◆ RECORDS SHOWN
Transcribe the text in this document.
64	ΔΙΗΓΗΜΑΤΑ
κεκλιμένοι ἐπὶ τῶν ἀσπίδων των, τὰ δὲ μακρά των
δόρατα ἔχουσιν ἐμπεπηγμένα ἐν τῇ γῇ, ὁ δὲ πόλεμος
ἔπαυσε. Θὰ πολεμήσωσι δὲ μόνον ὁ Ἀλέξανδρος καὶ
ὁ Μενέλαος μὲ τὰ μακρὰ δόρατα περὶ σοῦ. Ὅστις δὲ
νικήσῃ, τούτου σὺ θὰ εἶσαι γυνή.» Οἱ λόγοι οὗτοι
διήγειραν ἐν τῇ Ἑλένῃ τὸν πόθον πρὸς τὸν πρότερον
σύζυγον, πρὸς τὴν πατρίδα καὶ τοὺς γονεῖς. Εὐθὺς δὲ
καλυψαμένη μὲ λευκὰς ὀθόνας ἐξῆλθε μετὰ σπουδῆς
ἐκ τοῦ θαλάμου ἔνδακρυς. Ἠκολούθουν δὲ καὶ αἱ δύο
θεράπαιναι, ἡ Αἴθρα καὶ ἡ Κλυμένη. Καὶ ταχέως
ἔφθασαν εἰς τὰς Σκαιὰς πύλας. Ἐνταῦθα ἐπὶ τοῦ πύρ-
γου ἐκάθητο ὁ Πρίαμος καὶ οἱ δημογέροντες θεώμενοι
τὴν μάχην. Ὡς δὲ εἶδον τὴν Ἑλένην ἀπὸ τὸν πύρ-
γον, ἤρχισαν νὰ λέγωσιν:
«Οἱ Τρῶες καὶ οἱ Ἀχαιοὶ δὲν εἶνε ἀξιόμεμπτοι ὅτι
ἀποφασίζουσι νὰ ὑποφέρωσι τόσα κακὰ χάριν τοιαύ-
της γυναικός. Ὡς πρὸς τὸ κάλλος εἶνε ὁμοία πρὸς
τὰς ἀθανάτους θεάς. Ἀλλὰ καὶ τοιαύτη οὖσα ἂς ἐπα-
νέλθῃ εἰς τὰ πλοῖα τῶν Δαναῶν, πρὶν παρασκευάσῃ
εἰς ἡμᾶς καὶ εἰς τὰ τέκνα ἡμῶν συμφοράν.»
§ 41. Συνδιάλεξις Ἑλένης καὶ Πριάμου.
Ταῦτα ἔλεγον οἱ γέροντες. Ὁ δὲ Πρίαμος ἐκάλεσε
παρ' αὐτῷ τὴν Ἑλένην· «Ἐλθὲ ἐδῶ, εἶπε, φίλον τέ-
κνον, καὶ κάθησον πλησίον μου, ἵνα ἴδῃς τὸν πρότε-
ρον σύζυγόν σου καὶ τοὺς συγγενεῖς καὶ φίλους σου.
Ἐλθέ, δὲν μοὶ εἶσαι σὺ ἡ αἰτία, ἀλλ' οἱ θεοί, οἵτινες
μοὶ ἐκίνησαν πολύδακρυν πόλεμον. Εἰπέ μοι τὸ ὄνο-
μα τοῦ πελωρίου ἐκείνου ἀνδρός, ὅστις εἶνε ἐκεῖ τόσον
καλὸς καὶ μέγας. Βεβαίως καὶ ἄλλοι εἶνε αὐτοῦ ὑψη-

◆ STATED TASK
Print every record above exactly as written.

◆ WRITTEN ANSWER
Transcribe the text in this document.
64	ΔΙΗΓΗΜΑΤΑ
κεκλιμένοι ἐπὶ τῶν ἀσπίδων των, τὰ δὲ μακρά των
δόρατα ἔχουσιν ἐμπεπηγμένα ἐν τῇ γῇ, ὁ δὲ πόλεμος
ἔπαυσε. Θὰ πολεμήσωσι δὲ μόνον ὁ Ἀλέξανδρος καὶ
ὁ Μενέλαος μὲ τὰ μακρὰ δόρατα περὶ σοῦ. Ὅστις δὲ
νικήσῃ, τούτου σὺ θὰ εἶσαι γυνή.» Οἱ λόγοι οὗτοι
διήγειραν ἐν τῇ Ἑλένῃ τὸν πόθον πρὸς τὸν πρότερον
σύζυγον, πρὸς τὴν πατρίδα καὶ τοὺς γονεῖς. Εὐθὺς δὲ
καλυψαμένη μὲ λευκὰς ὀθόνας ἐξῆλθε μετὰ σπουδῆς
ἐκ τοῦ θαλάμου ἔνδακρυς. Ἠκολούθουν δὲ καὶ αἱ δύο
θεράπαιναι, ἡ Αἴθρα καὶ ἡ Κλυμένη. Καὶ ταχέως
ἔφθασαν εἰς τὰς Σκαιὰς πύλας. Ἐνταῦθα ἐπὶ τοῦ πύρ-
γου ἐκάθητο ὁ Πρίαμος καὶ οἱ δημογέροντες θεώμενοι
τὴν μάχην. Ὡς δὲ εἶδον τὴν Ἑλένην ἀπὸ τὸν πύρ-
γον, ἤρχισαν νὰ λέγωσιν:
«Οἱ Τρῶες καὶ οἱ Ἀχαιοὶ δὲν εἶνε ἀξιόμεμπτοι ὅτι
ἀποφασίζουσι νὰ ὑποφέρωσι τόσα κακὰ χάριν τοιαύ-
της γυναικός. Ὡς πρὸς τὸ κάλλος εἶνε ὁμοία πρὸς
τὰς ἀθανάτους θεάς. Ἀλλὰ καὶ τοιαύτη οὖσα ἂς ἐπα-
νέλθῃ εἰς τὰ πλοῖα τῶν Δαναῶν, πρὶν παρασκευάσῃ
εἰς ἡμᾶς καὶ εἰς τὰ τέκνα ἡμῶν συμφοράν.»
§ 41. Συνδιάλεξις Ἑλένης καὶ Πριάμου.
Ταῦτα ἔλεγον οἱ γέροντες. Ὁ δὲ Πρίαμος ἐκάλεσε
παρ' αὐτῷ τὴν Ἑλένην· «Ἐλθὲ ἐδῶ, εἶπε, φίλον τέ-
κνον, καὶ κάθησον πλησίον μου, ἵνα ἴδῃς τὸν πρότε-
ρον σύζυγόν σου καὶ τοὺς συγγενεῖς καὶ φίλους σου.
Ἐλθέ, δὲν μοὶ εἶσαι σὺ ἡ αἰτία, ἀλλ' οἱ θεοί, οἵτινες
μοὶ ἐκίνησαν πολύδακρυν πόλεμον. Εἰπέ μοι τὸ ὄνο-
μα τοῦ πελωρίου ἐκείνου ἀνδρός, ὅστις εἶνε ἐκεῖ τόσον
καλὸς καὶ μέγας. Βεβαίως καὶ ἄλλοι εἶνε αὐτοῦ ὑψη-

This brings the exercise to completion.